» **AVAILABLE DATA**:
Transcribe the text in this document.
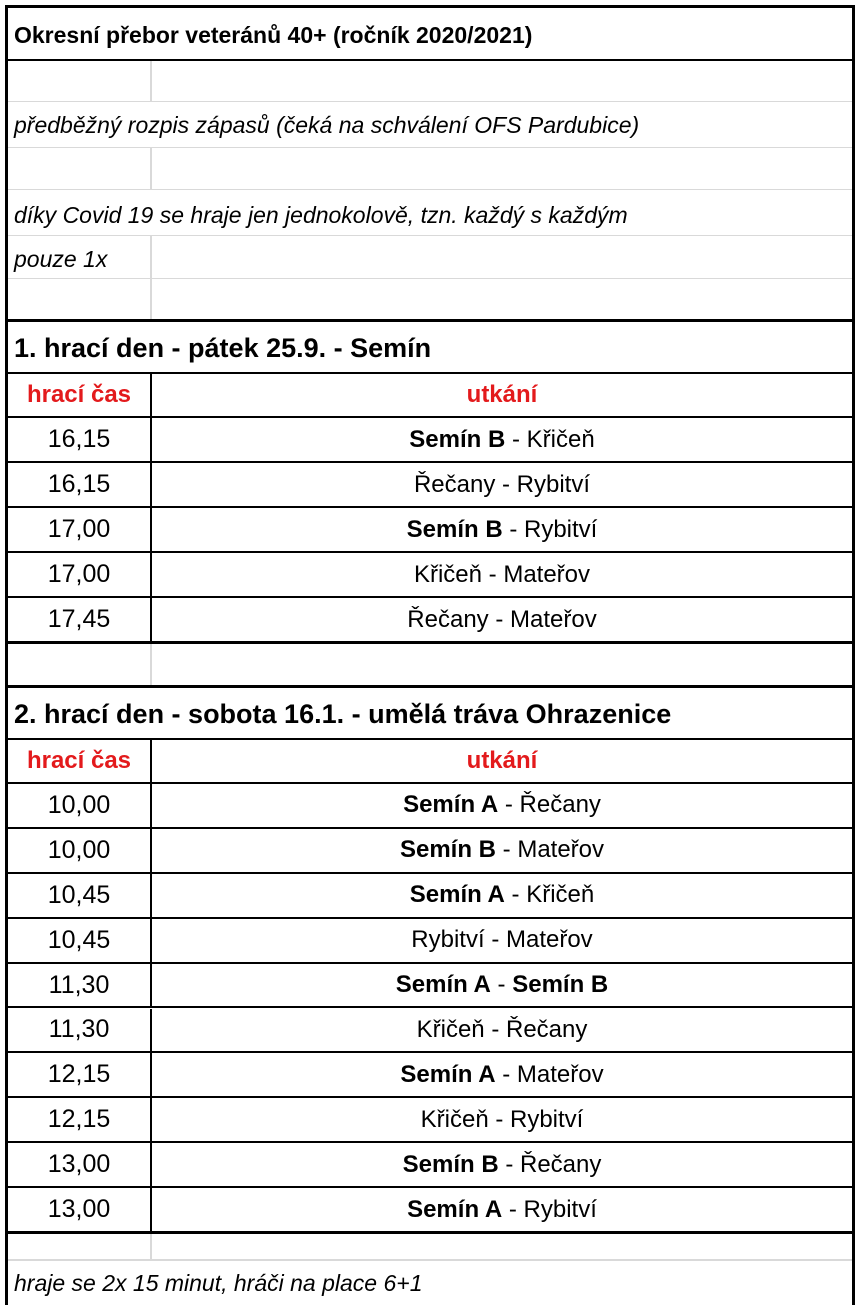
Okresní přebor veteránů 40+ (ročník 2020/2021)
předběžný rozpis zápasů (čeká na schválení OFS Pardubice)
díky Covid 19 se hraje jen jednokolově, tzn. každý s každým
pouze 1x
1. hrací den - pátek 25.9. - Semín
hrací čas	utkání
16,15	Semín B - Křičeň
16,15	Řečany - Rybitví
17,00	Semín B - Rybitví
17,00	Křičeň - Mateřov
17,45	Řečany - Mateřov
2. hrací den - sobota 16.1. - umělá tráva Ohrazenice
hrací čas	utkání
10,00	Semín A - Řečany
10,00	Semín B - Mateřov
10,45	Semín A - Křičeň
10,45	Rybitví - Mateřov
11,30	Semín A - Semín B
11,30	Křičeň - Řečany
12,15	Semín A - Mateřov
12,15	Křičeň - Rybitví
13,00	Semín B - Řečany
13,00	Semín A - Rybitví
hraje se 2x 15 minut, hráči na place 6+1
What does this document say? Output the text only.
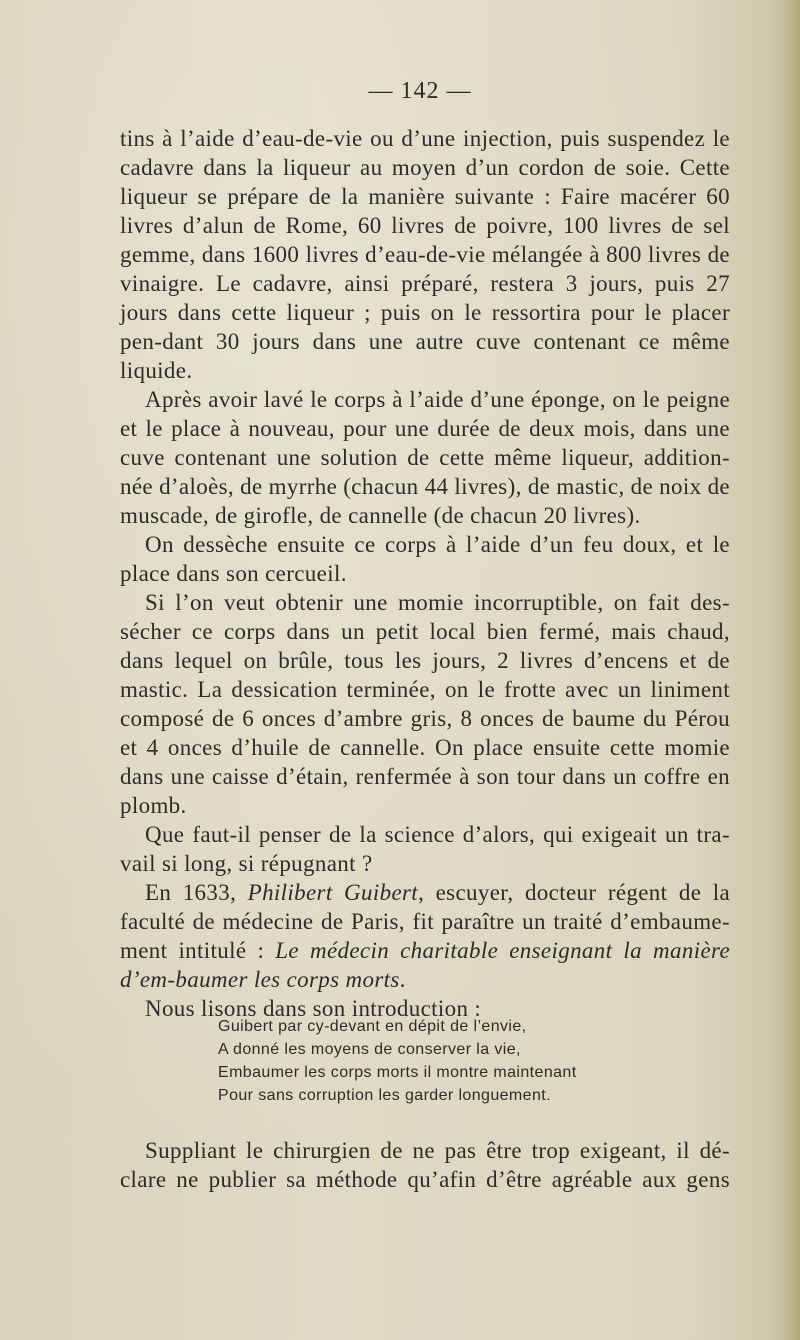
— 142 —

tins à l’aide d’eau-de-vie ou d’une injection, puis suspendez le cadavre dans la liqueur au moyen d’un cordon de soie. Cette liqueur se prépare de la manière suivante : Faire macérer 60 livres d’alun de Rome, 60 livres de poivre, 100 livres de sel gemme, dans 1600 livres d’eau-de-vie mélangée à 800 livres de vinaigre. Le cadavre, ainsi préparé, restera 3 jours, puis 27 jours dans cette liqueur ; puis on le ressortira pour le placer pen-dant 30 jours dans une autre cuve contenant ce même liquide.

Après avoir lavé le corps à l’aide d’une éponge, on le peigne et le place à nouveau, pour une durée de deux mois, dans une cuve contenant une solution de cette même liqueur, addition-née d’aloès, de myrrhe (chacun 44 livres), de mastic, de noix de muscade, de girofle, de cannelle (de chacun 20 livres).

On dessèche ensuite ce corps à l’aide d’un feu doux, et le place dans son cercueil.

Si l’on veut obtenir une momie incorruptible, on fait des-sécher ce corps dans un petit local bien fermé, mais chaud, dans lequel on brûle, tous les jours, 2 livres d’encens et de mastic. La dessication terminée, on le frotte avec un liniment composé de 6 onces d’ambre gris, 8 onces de baume du Pérou et 4 onces d’huile de cannelle. On place ensuite cette momie dans une caisse d’étain, renfermée à son tour dans un coffre en plomb.

Que faut-il penser de la science d’alors, qui exigeait un tra-vail si long, si répugnant ?

En 1633, Philibert Guibert, escuyer, docteur régent de la faculté de médecine de Paris, fit paraître un traité d’embaume-ment intitulé : Le médecin charitable enseignant la manière d’em-baumer les corps morts.

Nous lisons dans son introduction :

Guibert par cy-devant en dépit de l’envie,
A donné les moyens de conserver la vie,
Embaumer les corps morts il montre maintenant
Pour sans corruption les garder longuement.

Suppliant le chirurgien de ne pas être trop exigeant, il dé-clare ne publier sa méthode qu’afin d’être agréable aux gens
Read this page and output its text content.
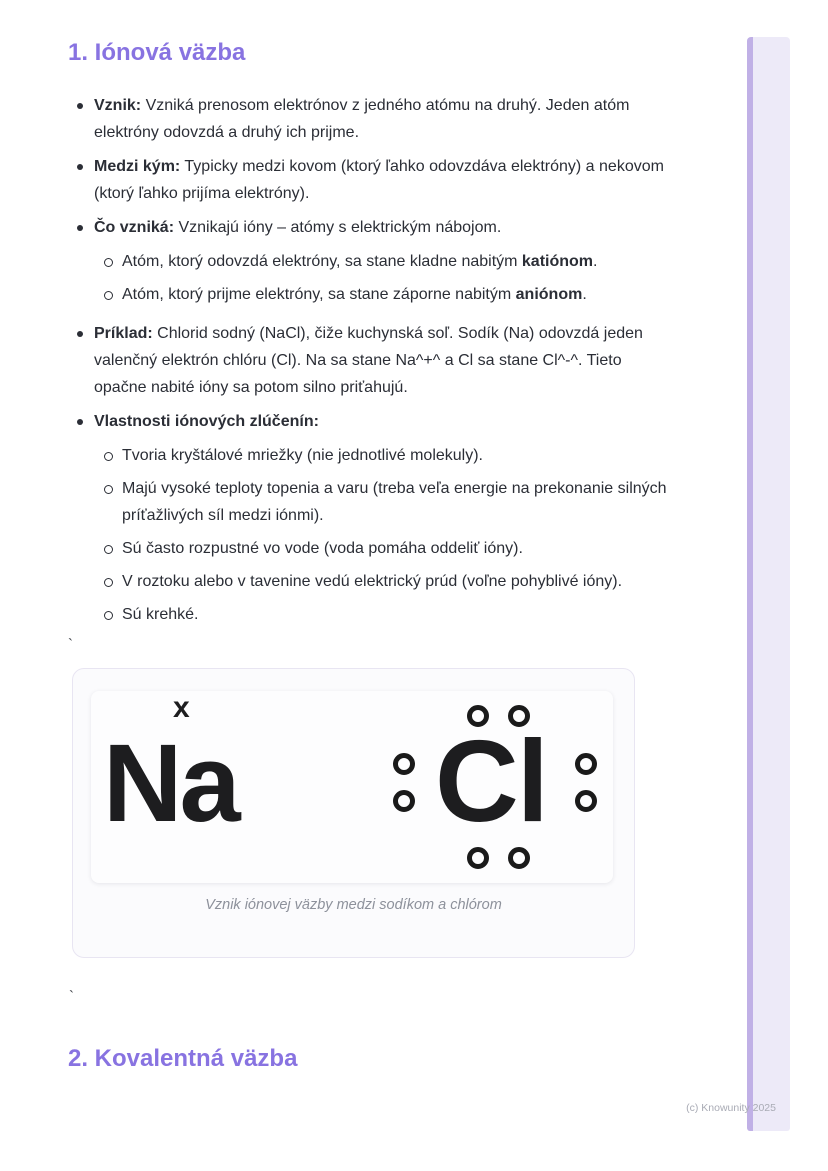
1. Iónová väzba
Vznik: Vzniká prenosom elektrónov z jedného atómu na druhý. Jeden atóm elektróny odovzdá a druhý ich prijme.
Medzi kým: Typicky medzi kovom (ktorý ľahko odovzdáva elektróny) a nekovom (ktorý ľahko prijíma elektróny).
Čo vzniká: Vznikajú ióny – atómy s elektrickým nábojom.
Atóm, ktorý odovzdá elektróny, sa stane kladne nabitým katiónom.
Atóm, ktorý prijme elektróny, sa stane záporne nabitým aniónom.
Príklad: Chlorid sodný (NaCl), čiže kuchynská soľ. Sodík (Na) odovzdá jeden valenčný elektrón chlóru (Cl). Na sa stane Na^+^ a Cl sa stane Cl^-^. Tieto opačne nabité ióny sa potom silno priťahujú.
Vlastnosti iónových zlúčenín:
Tvoria kryštálové mriežky (nie jednotlivé molekuly).
Majú vysoké teploty topenia a varu (treba veľa energie na prekonanie silných príťažlivých síl medzi iónmi).
Sú často rozpustné vo vode (voda pomáha oddeliť ióny).
V roztoku alebo v tavenine vedú elektrický prúd (voľne pohyblivé ióny).
Sú krehké.
`
x
Na Cl
Vznik iónovej väzby medzi sodíkom a chlórom
`
2. Kovalentná väzba
(c) Knowunity 2025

» **WHAT IS NEEDED**: Reproduce each entry precisely, dropping only the pictures.

» **TASK ANSWER**:
Transcribe the text in this document.
Okresní přebor veteránů 40+ (ročník 2020/2021)
předběžný rozpis zápasů (čeká na schválení OFS Pardubice)
díky Covid 19 se hraje jen jednokolově, tzn. každý s každým
pouze 1x
1. hrací den - pátek 25.9. - Semín
hrací čas	utkání
16,15	Semín B - Křičeň
16,15	Řečany - Rybitví
17,00	Semín B - Rybitví
17,00	Křičeň - Mateřov
17,45	Řečany - Mateřov
2. hrací den - sobota 16.1. - umělá tráva Ohrazenice
hrací čas	utkání
10,00	Semín A - Řečany
10,00	Semín B - Mateřov
10,45	Semín A - Křičeň
10,45	Rybitví - Mateřov
11,30	Semín A - Semín B
11,30	Křičeň - Řečany
12,15	Semín A - Mateřov
12,15	Křičeň - Rybitví
13,00	Semín B - Řečany
13,00	Semín A - Rybitví
hraje se 2x 15 minut, hráči na place 6+1
What does this document say? Output the text only.
— 142 —

tins à l’aide d’eau-de-vie ou d’une injection, puis suspendez le cadavre dans la liqueur au moyen d’un cordon de soie. Cette liqueur se prépare de la manière suivante : Faire macérer 60 livres d’alun de Rome, 60 livres de poivre, 100 livres de sel gemme, dans 1600 livres d’eau-de-vie mélangée à 800 livres de vinaigre. Le cadavre, ainsi préparé, restera 3 jours, puis 27 jours dans cette liqueur ; puis on le ressortira pour le placer pen-dant 30 jours dans une autre cuve contenant ce même liquide.

Après avoir lavé le corps à l’aide d’une éponge, on le peigne et le place à nouveau, pour une durée de deux mois, dans une cuve contenant une solution de cette même liqueur, addition-née d’aloès, de myrrhe (chacun 44 livres), de mastic, de noix de muscade, de girofle, de cannelle (de chacun 20 livres).

On dessèche ensuite ce corps à l’aide d’un feu doux, et le place dans son cercueil.

Si l’on veut obtenir une momie incorruptible, on fait des-sécher ce corps dans un petit local bien fermé, mais chaud, dans lequel on brûle, tous les jours, 2 livres d’encens et de mastic. La dessication terminée, on le frotte avec un liniment composé de 6 onces d’ambre gris, 8 onces de baume du Pérou et 4 onces d’huile de cannelle. On place ensuite cette momie dans une caisse d’étain, renfermée à son tour dans un coffre en plomb.

Que faut-il penser de la science d’alors, qui exigeait un tra-vail si long, si répugnant ?

En 1633, Philibert Guibert, escuyer, docteur régent de la faculté de médecine de Paris, fit paraître un traité d’embaume-ment intitulé : Le médecin charitable enseignant la manière d’em-baumer les corps morts.

Nous lisons dans son introduction :

Guibert par cy-devant en dépit de l’envie,
A donné les moyens de conserver la vie,
Embaumer les corps morts il montre maintenant
Pour sans corruption les garder longuement.

Suppliant le chirurgien de ne pas être trop exigeant, il dé-clare ne publier sa méthode qu’afin d’être agréable aux gens
Read this page and output its text content.
1. Iónová väzba
Vznik: Vzniká prenosom elektrónov z jedného atómu na druhý. Jeden atóm elektróny odovzdá a druhý ich prijme.
Medzi kým: Typicky medzi kovom (ktorý ľahko odovzdáva elektróny) a nekovom (ktorý ľahko prijíma elektróny).
Čo vzniká: Vznikajú ióny – atómy s elektrickým nábojom.
Atóm, ktorý odovzdá elektróny, sa stane kladne nabitým katiónom.
Atóm, ktorý prijme elektróny, sa stane záporne nabitým aniónom.
Príklad: Chlorid sodný (NaCl), čiže kuchynská soľ. Sodík (Na) odovzdá jeden valenčný elektrón chlóru (Cl). Na sa stane Na^+^ a Cl sa stane Cl^-^. Tieto opačne nabité ióny sa potom silno priťahujú.
Vlastnosti iónových zlúčenín:
Tvoria kryštálové mriežky (nie jednotlivé molekuly).
Majú vysoké teploty topenia a varu (treba veľa energie na prekonanie silných príťažlivých síl medzi iónmi).
Sú často rozpustné vo vode (voda pomáha oddeliť ióny).
V roztoku alebo v tavenine vedú elektrický prúd (voľne pohyblivé ióny).
Sú krehké.
`
x
Na Cl
Vznik iónovej väzby medzi sodíkom a chlórom
`
2. Kovalentná väzba
(c) Knowunity 2025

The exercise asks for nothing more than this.